## What to do
Return every record below exactly as written, omitting any pictures.
***** Data records
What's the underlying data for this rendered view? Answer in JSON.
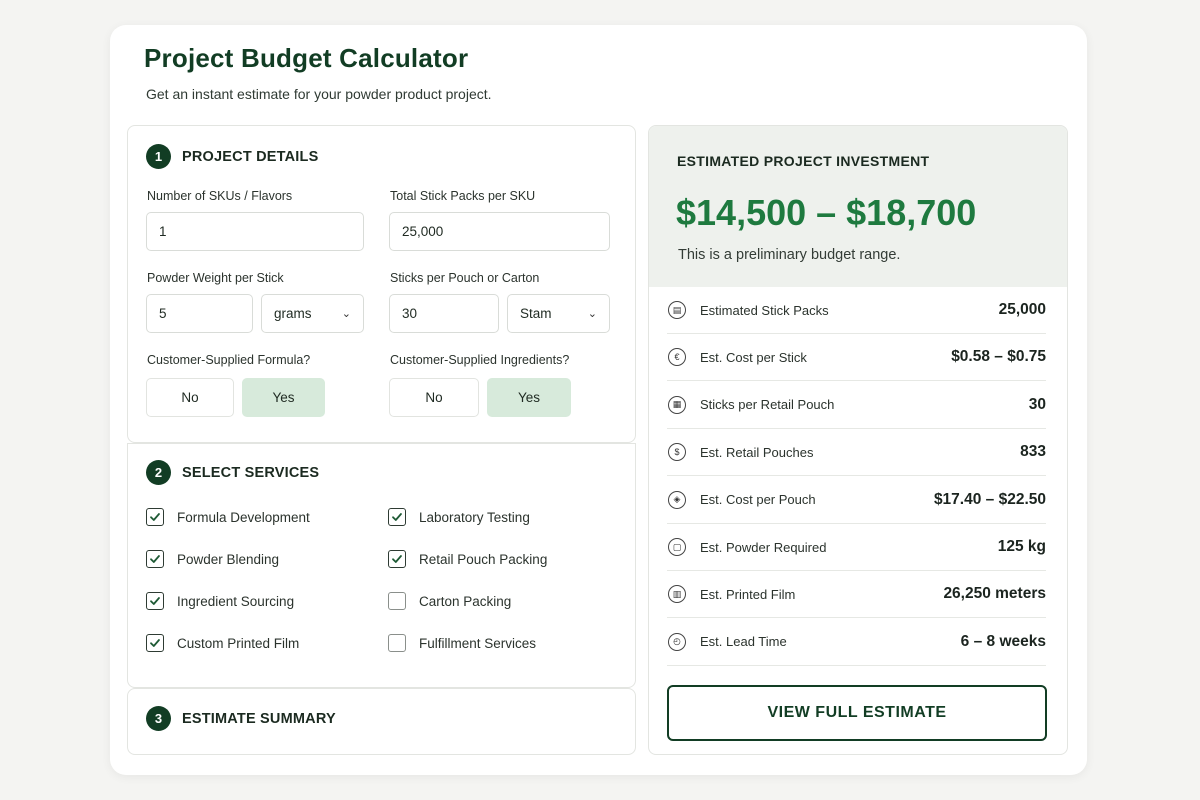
{
  "header": {
    "title": "Project Budget Calculator",
    "subtitle": "Get an instant estimate for your powder product project."
  },
  "details": {
    "step": "1",
    "title": "PROJECT DETAILS",
    "skus_label": "Number of SKUs / Flavors",
    "skus_value": "1",
    "packs_label": "Total Stick Packs per SKU",
    "packs_value": "25,000",
    "weight_label": "Powder Weight per Stick",
    "weight_value": "5",
    "weight_unit": "grams",
    "sticks_label": "Sticks per Pouch or Carton",
    "sticks_value": "30",
    "sticks_unit": "Stam",
    "formula_label": "Customer-Supplied Formula?",
    "ingredients_label": "Customer-Supplied Ingredients?",
    "no_label": "No",
    "yes_label": "Yes"
  },
  "services": {
    "step": "2",
    "title": "SELECT SERVICES",
    "items": [
      {
        "label": "Formula Development",
        "checked": true
      },
      {
        "label": "Powder Blending",
        "checked": true
      },
      {
        "label": "Ingredient Sourcing",
        "checked": true
      },
      {
        "label": "Custom Printed Film",
        "checked": true
      },
      {
        "label": "Laboratory Testing",
        "checked": true
      },
      {
        "label": "Retail Pouch Packing",
        "checked": true
      },
      {
        "label": "Carton Packing",
        "checked": false
      },
      {
        "label": "Fulfillment Services",
        "checked": false
      }
    ]
  },
  "summary": {
    "step": "3",
    "title": "ESTIMATE SUMMARY"
  },
  "investment": {
    "label": "ESTIMATED PROJECT INVESTMENT",
    "range": "$14,500 – $18,700",
    "note": "This is a preliminary budget range.",
    "accent_color": "#1e7a3f"
  },
  "metrics": [
    {
      "icon": "stick-pack-icon",
      "label": "Estimated Stick Packs",
      "value": "25,000"
    },
    {
      "icon": "cost-stick-icon",
      "label": "Est. Cost per Stick",
      "value": "$0.58 – $0.75"
    },
    {
      "icon": "pouch-count-icon",
      "label": "Sticks per Retail Pouch",
      "value": "30"
    },
    {
      "icon": "dollar-icon",
      "label": "Est. Retail Pouches",
      "value": "833"
    },
    {
      "icon": "pouch-cost-icon",
      "label": "Est. Cost per Pouch",
      "value": "$17.40 – $22.50"
    },
    {
      "icon": "powder-bag-icon",
      "label": "Est. Powder Required",
      "value": "125 kg"
    },
    {
      "icon": "film-roll-icon",
      "label": "Est. Printed Film",
      "value": "26,250 meters"
    },
    {
      "icon": "clock-icon",
      "label": "Est. Lead Time",
      "value": "6 – 8 weeks"
    }
  ],
  "cta_label": "VIEW FULL ESTIMATE"
}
**********
## The result
What's the underlying data for this rendered view? Answer in JSON.
{
  "header": {
    "title": "Project Budget Calculator",
    "subtitle": "Get an instant estimate for your powder product project."
  },
  "details": {
    "step": "1",
    "title": "PROJECT DETAILS",
    "skus_label": "Number of SKUs / Flavors",
    "skus_value": "1",
    "packs_label": "Total Stick Packs per SKU",
    "packs_value": "25,000",
    "weight_label": "Powder Weight per Stick",
    "weight_value": "5",
    "weight_unit": "grams",
    "sticks_label": "Sticks per Pouch or Carton",
    "sticks_value": "30",
    "sticks_unit": "Stam",
    "formula_label": "Customer-Supplied Formula?",
    "ingredients_label": "Customer-Supplied Ingredients?",
    "no_label": "No",
    "yes_label": "Yes"
  },
  "services": {
    "step": "2",
    "title": "SELECT SERVICES",
    "items": [
      {
        "label": "Formula Development",
        "checked": true
      },
      {
        "label": "Powder Blending",
        "checked": true
      },
      {
        "label": "Ingredient Sourcing",
        "checked": true
      },
      {
        "label": "Custom Printed Film",
        "checked": true
      },
      {
        "label": "Laboratory Testing",
        "checked": true
      },
      {
        "label": "Retail Pouch Packing",
        "checked": true
      },
      {
        "label": "Carton Packing",
        "checked": false
      },
      {
        "label": "Fulfillment Services",
        "checked": false
      }
    ]
  },
  "summary": {
    "step": "3",
    "title": "ESTIMATE SUMMARY"
  },
  "investment": {
    "label": "ESTIMATED PROJECT INVESTMENT",
    "range": "$14,500 – $18,700",
    "note": "This is a preliminary budget range.",
    "accent_color": "#1e7a3f"
  },
  "metrics": [
    {
      "icon": "stick-pack-icon",
      "label": "Estimated Stick Packs",
      "value": "25,000"
    },
    {
      "icon": "cost-stick-icon",
      "label": "Est. Cost per Stick",
      "value": "$0.58 – $0.75"
    },
    {
      "icon": "pouch-count-icon",
      "label": "Sticks per Retail Pouch",
      "value": "30"
    },
    {
      "icon": "dollar-icon",
      "label": "Est. Retail Pouches",
      "value": "833"
    },
    {
      "icon": "pouch-cost-icon",
      "label": "Est. Cost per Pouch",
      "value": "$17.40 – $22.50"
    },
    {
      "icon": "powder-bag-icon",
      "label": "Est. Powder Required",
      "value": "125 kg"
    },
    {
      "icon": "film-roll-icon",
      "label": "Est. Printed Film",
      "value": "26,250 meters"
    },
    {
      "icon": "clock-icon",
      "label": "Est. Lead Time",
      "value": "6 – 8 weeks"
    }
  ],
  "cta_label": "VIEW FULL ESTIMATE"
}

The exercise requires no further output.